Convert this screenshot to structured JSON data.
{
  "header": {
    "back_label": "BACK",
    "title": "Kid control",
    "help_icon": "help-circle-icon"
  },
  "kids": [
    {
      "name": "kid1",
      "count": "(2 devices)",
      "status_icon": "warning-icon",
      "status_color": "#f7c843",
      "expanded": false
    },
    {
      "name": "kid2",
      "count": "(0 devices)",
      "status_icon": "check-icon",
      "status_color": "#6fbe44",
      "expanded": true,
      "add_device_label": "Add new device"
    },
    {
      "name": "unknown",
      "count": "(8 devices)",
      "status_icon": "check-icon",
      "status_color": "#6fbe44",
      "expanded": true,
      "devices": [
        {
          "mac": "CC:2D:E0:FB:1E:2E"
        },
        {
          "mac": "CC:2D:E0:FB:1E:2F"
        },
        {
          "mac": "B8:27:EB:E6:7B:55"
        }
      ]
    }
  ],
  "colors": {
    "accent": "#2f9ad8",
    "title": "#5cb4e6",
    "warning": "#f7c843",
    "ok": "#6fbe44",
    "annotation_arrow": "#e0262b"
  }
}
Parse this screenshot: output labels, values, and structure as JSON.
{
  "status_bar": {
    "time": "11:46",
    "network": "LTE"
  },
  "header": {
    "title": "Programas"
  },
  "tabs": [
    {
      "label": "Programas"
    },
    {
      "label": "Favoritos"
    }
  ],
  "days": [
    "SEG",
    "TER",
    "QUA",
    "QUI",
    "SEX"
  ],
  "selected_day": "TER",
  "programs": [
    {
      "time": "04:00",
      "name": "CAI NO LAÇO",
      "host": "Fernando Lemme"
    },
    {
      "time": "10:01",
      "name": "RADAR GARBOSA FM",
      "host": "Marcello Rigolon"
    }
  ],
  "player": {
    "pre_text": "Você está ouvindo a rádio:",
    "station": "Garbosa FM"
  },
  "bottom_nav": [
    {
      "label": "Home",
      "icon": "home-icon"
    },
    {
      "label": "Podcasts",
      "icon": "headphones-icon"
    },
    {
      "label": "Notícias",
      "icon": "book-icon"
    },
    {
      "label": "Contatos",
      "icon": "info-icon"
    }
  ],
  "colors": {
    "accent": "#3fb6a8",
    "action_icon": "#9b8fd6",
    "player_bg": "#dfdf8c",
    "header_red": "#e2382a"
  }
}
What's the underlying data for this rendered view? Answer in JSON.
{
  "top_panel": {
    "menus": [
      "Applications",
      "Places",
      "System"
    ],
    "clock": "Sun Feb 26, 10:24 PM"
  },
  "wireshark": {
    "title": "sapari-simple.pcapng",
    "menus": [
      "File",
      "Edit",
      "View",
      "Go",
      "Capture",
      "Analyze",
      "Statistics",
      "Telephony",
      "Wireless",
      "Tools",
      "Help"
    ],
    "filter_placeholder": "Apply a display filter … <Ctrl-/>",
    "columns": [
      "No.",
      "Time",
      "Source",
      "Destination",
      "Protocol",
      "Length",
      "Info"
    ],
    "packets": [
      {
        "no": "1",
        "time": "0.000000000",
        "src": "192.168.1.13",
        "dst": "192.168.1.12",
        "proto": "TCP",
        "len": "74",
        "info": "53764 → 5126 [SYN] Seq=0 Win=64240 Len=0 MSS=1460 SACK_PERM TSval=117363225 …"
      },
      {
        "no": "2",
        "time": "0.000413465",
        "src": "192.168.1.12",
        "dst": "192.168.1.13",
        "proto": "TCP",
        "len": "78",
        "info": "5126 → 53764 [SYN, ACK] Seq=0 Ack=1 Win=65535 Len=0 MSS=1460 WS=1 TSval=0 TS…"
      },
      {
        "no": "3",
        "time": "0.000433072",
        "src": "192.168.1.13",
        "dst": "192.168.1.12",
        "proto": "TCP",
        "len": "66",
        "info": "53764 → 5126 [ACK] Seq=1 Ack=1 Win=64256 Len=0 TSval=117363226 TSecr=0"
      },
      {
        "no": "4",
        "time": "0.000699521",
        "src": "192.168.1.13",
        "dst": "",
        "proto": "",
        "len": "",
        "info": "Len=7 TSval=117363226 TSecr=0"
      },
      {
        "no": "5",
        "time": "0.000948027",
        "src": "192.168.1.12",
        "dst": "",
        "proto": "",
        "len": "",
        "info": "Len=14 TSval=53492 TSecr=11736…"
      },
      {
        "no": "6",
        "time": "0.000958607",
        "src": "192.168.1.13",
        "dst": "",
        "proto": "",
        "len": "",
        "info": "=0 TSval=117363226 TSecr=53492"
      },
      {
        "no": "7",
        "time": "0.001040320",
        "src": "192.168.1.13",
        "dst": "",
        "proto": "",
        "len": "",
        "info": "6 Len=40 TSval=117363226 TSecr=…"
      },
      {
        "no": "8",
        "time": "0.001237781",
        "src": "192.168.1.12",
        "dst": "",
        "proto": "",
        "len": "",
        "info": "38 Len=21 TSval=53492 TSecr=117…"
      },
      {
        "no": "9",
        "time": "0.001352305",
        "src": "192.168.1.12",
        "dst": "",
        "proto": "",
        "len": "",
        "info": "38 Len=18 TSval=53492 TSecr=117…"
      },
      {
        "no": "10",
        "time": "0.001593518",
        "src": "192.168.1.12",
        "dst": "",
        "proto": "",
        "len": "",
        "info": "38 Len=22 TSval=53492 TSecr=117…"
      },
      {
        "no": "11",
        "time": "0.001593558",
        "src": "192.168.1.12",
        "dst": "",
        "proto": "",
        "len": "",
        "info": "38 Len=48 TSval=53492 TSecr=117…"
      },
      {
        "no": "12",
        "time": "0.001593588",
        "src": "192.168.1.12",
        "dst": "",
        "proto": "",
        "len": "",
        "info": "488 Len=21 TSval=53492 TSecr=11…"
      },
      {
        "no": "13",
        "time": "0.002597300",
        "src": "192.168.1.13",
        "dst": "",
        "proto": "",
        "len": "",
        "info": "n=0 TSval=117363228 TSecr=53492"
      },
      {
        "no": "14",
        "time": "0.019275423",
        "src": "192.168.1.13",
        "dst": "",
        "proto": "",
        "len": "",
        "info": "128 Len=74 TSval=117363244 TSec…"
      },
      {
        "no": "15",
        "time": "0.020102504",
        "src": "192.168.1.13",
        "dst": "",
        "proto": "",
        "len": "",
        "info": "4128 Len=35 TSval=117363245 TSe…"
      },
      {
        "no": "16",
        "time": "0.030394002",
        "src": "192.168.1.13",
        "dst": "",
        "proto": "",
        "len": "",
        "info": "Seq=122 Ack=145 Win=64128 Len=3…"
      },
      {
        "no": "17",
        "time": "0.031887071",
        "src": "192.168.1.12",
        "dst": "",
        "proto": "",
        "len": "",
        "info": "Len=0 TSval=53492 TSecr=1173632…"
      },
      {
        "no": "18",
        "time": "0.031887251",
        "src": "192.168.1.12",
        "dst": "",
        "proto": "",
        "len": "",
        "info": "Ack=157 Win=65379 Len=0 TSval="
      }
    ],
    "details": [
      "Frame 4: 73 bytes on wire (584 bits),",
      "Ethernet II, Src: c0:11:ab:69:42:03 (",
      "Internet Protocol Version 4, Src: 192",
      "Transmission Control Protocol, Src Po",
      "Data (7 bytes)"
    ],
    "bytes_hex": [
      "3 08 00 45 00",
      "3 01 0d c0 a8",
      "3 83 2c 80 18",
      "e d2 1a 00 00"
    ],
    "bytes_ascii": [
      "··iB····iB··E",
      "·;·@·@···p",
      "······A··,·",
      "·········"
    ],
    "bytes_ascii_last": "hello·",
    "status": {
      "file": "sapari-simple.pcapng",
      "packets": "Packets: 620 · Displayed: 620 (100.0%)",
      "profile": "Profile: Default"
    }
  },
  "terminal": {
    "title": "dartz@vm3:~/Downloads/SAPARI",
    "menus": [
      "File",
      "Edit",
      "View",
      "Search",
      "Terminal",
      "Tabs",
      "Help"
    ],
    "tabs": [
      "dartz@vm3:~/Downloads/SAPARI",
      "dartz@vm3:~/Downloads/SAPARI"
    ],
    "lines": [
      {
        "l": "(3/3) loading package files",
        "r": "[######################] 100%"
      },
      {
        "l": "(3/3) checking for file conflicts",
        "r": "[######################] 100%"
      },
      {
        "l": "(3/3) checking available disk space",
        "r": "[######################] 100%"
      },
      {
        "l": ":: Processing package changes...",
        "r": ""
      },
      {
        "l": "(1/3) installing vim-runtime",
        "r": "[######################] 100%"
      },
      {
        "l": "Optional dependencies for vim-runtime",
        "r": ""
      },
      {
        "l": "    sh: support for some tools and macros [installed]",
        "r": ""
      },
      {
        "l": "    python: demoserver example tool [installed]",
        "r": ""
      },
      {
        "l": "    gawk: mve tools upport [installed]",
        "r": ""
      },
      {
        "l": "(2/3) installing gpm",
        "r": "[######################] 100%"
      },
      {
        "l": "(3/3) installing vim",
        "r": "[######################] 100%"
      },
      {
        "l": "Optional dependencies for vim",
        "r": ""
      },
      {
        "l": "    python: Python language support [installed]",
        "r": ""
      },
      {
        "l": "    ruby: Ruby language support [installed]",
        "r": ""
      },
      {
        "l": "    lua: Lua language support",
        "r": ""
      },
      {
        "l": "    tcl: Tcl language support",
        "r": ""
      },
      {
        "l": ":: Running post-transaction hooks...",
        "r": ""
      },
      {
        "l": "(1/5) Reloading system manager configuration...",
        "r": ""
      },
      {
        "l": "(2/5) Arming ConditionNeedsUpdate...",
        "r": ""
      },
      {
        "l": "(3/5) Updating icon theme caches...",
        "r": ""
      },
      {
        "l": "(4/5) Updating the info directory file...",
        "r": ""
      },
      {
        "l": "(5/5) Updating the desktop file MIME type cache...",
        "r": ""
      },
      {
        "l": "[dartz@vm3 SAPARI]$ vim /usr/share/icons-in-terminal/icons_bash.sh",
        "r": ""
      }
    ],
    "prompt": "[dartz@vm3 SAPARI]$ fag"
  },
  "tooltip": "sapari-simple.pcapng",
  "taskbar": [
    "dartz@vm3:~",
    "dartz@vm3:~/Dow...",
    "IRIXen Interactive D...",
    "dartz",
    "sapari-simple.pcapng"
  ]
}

————————

Search the listing for the string "dependencies". Copy each line where it turns up.

◆ EXERCISE OUTPUT:
        "l": "Optional dependencies for vim-runtime",
        "l": "Optional dependencies for vim",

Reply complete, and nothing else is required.